**Short problem**
Skip the pictures and extract all of the lines exactly as written.

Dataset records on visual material
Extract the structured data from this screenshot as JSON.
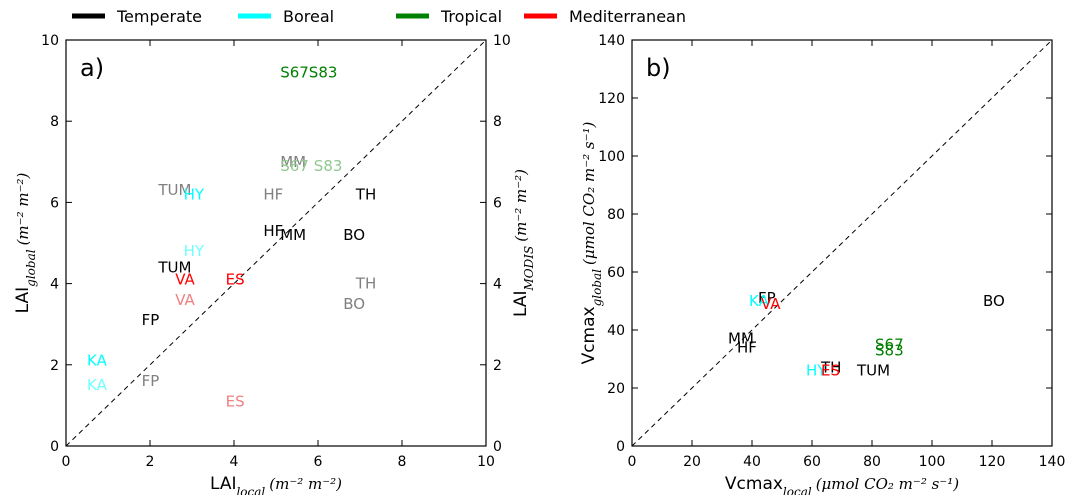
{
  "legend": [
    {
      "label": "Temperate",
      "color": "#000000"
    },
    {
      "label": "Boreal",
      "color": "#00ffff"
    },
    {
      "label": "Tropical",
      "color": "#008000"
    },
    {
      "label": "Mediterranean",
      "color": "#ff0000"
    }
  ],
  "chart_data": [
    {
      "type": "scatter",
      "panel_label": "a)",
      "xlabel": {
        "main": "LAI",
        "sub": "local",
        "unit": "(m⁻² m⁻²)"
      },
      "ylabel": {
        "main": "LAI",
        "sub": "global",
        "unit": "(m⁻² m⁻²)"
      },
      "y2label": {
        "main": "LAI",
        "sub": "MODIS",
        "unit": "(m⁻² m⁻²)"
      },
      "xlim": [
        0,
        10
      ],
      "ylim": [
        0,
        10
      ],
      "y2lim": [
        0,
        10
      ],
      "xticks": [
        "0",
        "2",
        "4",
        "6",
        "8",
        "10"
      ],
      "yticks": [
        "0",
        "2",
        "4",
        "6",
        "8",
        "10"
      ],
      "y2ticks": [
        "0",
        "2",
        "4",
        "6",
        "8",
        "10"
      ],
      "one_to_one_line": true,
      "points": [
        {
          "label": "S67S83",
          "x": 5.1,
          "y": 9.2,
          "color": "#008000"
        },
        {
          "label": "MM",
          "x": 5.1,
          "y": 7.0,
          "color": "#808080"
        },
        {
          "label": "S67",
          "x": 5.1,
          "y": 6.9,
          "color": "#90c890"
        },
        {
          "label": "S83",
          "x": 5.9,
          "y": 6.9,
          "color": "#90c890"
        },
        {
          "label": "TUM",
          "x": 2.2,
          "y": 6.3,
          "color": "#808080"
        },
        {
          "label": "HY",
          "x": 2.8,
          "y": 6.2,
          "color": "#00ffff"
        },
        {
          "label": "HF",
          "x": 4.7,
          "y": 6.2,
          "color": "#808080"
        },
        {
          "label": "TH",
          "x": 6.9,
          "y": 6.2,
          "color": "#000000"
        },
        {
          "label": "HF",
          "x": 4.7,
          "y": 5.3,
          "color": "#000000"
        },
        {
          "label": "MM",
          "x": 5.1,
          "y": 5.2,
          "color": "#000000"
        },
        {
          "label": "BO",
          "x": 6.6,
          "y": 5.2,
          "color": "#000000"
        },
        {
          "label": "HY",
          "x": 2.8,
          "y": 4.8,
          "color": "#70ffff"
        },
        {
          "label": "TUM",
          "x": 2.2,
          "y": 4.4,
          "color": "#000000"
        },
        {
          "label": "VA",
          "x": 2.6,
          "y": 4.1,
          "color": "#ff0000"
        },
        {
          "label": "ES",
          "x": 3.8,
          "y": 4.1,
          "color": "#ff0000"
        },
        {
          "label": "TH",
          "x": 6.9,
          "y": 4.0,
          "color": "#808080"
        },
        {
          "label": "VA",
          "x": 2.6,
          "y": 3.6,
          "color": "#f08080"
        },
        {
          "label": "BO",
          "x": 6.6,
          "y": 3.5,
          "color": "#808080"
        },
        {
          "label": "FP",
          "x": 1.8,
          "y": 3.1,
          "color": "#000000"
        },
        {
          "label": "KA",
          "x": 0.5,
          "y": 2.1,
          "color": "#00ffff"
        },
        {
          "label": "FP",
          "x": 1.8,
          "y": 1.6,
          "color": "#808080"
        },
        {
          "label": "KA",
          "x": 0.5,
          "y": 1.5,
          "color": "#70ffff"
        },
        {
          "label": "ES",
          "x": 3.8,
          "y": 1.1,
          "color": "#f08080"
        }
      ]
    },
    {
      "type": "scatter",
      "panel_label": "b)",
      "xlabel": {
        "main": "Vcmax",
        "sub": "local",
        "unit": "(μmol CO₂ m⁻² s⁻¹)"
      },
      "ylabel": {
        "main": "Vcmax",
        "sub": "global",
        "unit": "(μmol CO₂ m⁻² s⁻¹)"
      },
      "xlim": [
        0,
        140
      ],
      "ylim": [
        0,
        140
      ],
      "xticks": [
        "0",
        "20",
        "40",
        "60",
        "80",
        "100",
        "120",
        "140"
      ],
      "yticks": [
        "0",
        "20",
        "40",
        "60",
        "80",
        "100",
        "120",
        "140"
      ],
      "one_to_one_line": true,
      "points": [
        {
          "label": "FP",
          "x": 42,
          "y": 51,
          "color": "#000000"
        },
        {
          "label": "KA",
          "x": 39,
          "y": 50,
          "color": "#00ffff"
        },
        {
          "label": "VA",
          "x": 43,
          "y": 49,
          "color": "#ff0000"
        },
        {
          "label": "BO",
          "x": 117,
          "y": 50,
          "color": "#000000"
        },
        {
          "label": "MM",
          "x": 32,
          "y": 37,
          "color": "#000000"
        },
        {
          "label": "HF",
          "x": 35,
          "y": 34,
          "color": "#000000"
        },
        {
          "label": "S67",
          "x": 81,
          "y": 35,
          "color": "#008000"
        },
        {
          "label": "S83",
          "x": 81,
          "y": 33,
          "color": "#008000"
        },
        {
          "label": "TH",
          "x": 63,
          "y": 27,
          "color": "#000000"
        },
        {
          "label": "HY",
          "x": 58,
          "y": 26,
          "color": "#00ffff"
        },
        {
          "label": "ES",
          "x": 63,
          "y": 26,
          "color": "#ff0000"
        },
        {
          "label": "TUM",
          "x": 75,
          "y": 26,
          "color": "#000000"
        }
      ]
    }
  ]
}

**Answer to the problem**
Extract the structured data from this screenshot as JSON.
{
  "legend": [
    {
      "label": "Temperate",
      "color": "#000000"
    },
    {
      "label": "Boreal",
      "color": "#00ffff"
    },
    {
      "label": "Tropical",
      "color": "#008000"
    },
    {
      "label": "Mediterranean",
      "color": "#ff0000"
    }
  ],
  "chart_data": [
    {
      "type": "scatter",
      "panel_label": "a)",
      "xlabel": {
        "main": "LAI",
        "sub": "local",
        "unit": "(m⁻² m⁻²)"
      },
      "ylabel": {
        "main": "LAI",
        "sub": "global",
        "unit": "(m⁻² m⁻²)"
      },
      "y2label": {
        "main": "LAI",
        "sub": "MODIS",
        "unit": "(m⁻² m⁻²)"
      },
      "xlim": [
        0,
        10
      ],
      "ylim": [
        0,
        10
      ],
      "y2lim": [
        0,
        10
      ],
      "xticks": [
        "0",
        "2",
        "4",
        "6",
        "8",
        "10"
      ],
      "yticks": [
        "0",
        "2",
        "4",
        "6",
        "8",
        "10"
      ],
      "y2ticks": [
        "0",
        "2",
        "4",
        "6",
        "8",
        "10"
      ],
      "one_to_one_line": true,
      "points": [
        {
          "label": "S67S83",
          "x": 5.1,
          "y": 9.2,
          "color": "#008000"
        },
        {
          "label": "MM",
          "x": 5.1,
          "y": 7.0,
          "color": "#808080"
        },
        {
          "label": "S67",
          "x": 5.1,
          "y": 6.9,
          "color": "#90c890"
        },
        {
          "label": "S83",
          "x": 5.9,
          "y": 6.9,
          "color": "#90c890"
        },
        {
          "label": "TUM",
          "x": 2.2,
          "y": 6.3,
          "color": "#808080"
        },
        {
          "label": "HY",
          "x": 2.8,
          "y": 6.2,
          "color": "#00ffff"
        },
        {
          "label": "HF",
          "x": 4.7,
          "y": 6.2,
          "color": "#808080"
        },
        {
          "label": "TH",
          "x": 6.9,
          "y": 6.2,
          "color": "#000000"
        },
        {
          "label": "HF",
          "x": 4.7,
          "y": 5.3,
          "color": "#000000"
        },
        {
          "label": "MM",
          "x": 5.1,
          "y": 5.2,
          "color": "#000000"
        },
        {
          "label": "BO",
          "x": 6.6,
          "y": 5.2,
          "color": "#000000"
        },
        {
          "label": "HY",
          "x": 2.8,
          "y": 4.8,
          "color": "#70ffff"
        },
        {
          "label": "TUM",
          "x": 2.2,
          "y": 4.4,
          "color": "#000000"
        },
        {
          "label": "VA",
          "x": 2.6,
          "y": 4.1,
          "color": "#ff0000"
        },
        {
          "label": "ES",
          "x": 3.8,
          "y": 4.1,
          "color": "#ff0000"
        },
        {
          "label": "TH",
          "x": 6.9,
          "y": 4.0,
          "color": "#808080"
        },
        {
          "label": "VA",
          "x": 2.6,
          "y": 3.6,
          "color": "#f08080"
        },
        {
          "label": "BO",
          "x": 6.6,
          "y": 3.5,
          "color": "#808080"
        },
        {
          "label": "FP",
          "x": 1.8,
          "y": 3.1,
          "color": "#000000"
        },
        {
          "label": "KA",
          "x": 0.5,
          "y": 2.1,
          "color": "#00ffff"
        },
        {
          "label": "FP",
          "x": 1.8,
          "y": 1.6,
          "color": "#808080"
        },
        {
          "label": "KA",
          "x": 0.5,
          "y": 1.5,
          "color": "#70ffff"
        },
        {
          "label": "ES",
          "x": 3.8,
          "y": 1.1,
          "color": "#f08080"
        }
      ]
    },
    {
      "type": "scatter",
      "panel_label": "b)",
      "xlabel": {
        "main": "Vcmax",
        "sub": "local",
        "unit": "(μmol CO₂ m⁻² s⁻¹)"
      },
      "ylabel": {
        "main": "Vcmax",
        "sub": "global",
        "unit": "(μmol CO₂ m⁻² s⁻¹)"
      },
      "xlim": [
        0,
        140
      ],
      "ylim": [
        0,
        140
      ],
      "xticks": [
        "0",
        "20",
        "40",
        "60",
        "80",
        "100",
        "120",
        "140"
      ],
      "yticks": [
        "0",
        "20",
        "40",
        "60",
        "80",
        "100",
        "120",
        "140"
      ],
      "one_to_one_line": true,
      "points": [
        {
          "label": "FP",
          "x": 42,
          "y": 51,
          "color": "#000000"
        },
        {
          "label": "KA",
          "x": 39,
          "y": 50,
          "color": "#00ffff"
        },
        {
          "label": "VA",
          "x": 43,
          "y": 49,
          "color": "#ff0000"
        },
        {
          "label": "BO",
          "x": 117,
          "y": 50,
          "color": "#000000"
        },
        {
          "label": "MM",
          "x": 32,
          "y": 37,
          "color": "#000000"
        },
        {
          "label": "HF",
          "x": 35,
          "y": 34,
          "color": "#000000"
        },
        {
          "label": "S67",
          "x": 81,
          "y": 35,
          "color": "#008000"
        },
        {
          "label": "S83",
          "x": 81,
          "y": 33,
          "color": "#008000"
        },
        {
          "label": "TH",
          "x": 63,
          "y": 27,
          "color": "#000000"
        },
        {
          "label": "HY",
          "x": 58,
          "y": 26,
          "color": "#00ffff"
        },
        {
          "label": "ES",
          "x": 63,
          "y": 26,
          "color": "#ff0000"
        },
        {
          "label": "TUM",
          "x": 75,
          "y": 26,
          "color": "#000000"
        }
      ]
    }
  ]
}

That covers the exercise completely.